:: Task requirements ::
For the data below, work out how many lines include the string "this" and report only the number.

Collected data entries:
------------------------

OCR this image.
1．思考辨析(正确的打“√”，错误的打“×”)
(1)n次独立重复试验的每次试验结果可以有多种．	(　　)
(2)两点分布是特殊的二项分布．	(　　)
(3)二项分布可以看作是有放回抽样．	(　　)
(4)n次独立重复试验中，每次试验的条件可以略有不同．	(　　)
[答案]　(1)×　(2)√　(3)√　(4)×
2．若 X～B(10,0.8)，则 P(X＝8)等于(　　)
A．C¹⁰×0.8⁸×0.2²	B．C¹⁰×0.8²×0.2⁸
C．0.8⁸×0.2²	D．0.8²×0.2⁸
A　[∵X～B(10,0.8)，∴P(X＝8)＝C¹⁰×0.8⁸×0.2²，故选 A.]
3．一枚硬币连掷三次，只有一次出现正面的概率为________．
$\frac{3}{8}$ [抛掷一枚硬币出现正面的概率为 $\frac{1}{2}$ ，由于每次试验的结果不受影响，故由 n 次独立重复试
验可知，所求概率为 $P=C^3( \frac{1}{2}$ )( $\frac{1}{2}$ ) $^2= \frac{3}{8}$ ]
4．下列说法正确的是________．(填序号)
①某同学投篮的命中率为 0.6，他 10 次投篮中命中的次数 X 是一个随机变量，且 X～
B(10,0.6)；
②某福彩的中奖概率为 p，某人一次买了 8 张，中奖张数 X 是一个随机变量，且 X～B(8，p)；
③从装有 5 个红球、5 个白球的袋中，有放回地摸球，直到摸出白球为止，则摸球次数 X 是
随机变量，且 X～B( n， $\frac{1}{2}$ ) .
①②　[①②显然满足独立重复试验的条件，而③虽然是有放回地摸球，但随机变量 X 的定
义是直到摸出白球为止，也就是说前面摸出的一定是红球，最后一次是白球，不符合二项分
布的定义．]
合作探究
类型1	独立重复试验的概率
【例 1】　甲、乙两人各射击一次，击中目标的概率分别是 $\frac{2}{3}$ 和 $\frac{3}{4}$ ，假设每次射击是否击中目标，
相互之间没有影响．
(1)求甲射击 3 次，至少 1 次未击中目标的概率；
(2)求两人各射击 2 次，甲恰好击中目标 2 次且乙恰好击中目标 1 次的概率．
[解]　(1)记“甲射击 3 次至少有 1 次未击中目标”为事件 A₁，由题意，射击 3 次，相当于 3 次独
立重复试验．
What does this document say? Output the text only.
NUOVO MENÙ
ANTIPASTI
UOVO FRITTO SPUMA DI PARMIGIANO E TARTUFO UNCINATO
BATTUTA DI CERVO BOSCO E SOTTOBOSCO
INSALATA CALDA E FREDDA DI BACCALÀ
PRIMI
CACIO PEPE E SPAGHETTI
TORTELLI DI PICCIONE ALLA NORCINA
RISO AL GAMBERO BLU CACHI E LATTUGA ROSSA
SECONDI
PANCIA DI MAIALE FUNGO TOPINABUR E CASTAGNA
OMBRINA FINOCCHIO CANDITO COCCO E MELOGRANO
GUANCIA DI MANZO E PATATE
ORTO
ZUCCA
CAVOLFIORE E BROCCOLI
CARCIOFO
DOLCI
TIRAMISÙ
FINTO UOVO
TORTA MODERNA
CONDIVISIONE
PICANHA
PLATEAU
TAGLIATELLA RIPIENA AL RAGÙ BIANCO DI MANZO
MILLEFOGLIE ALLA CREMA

------------------------

:: Reply ::
2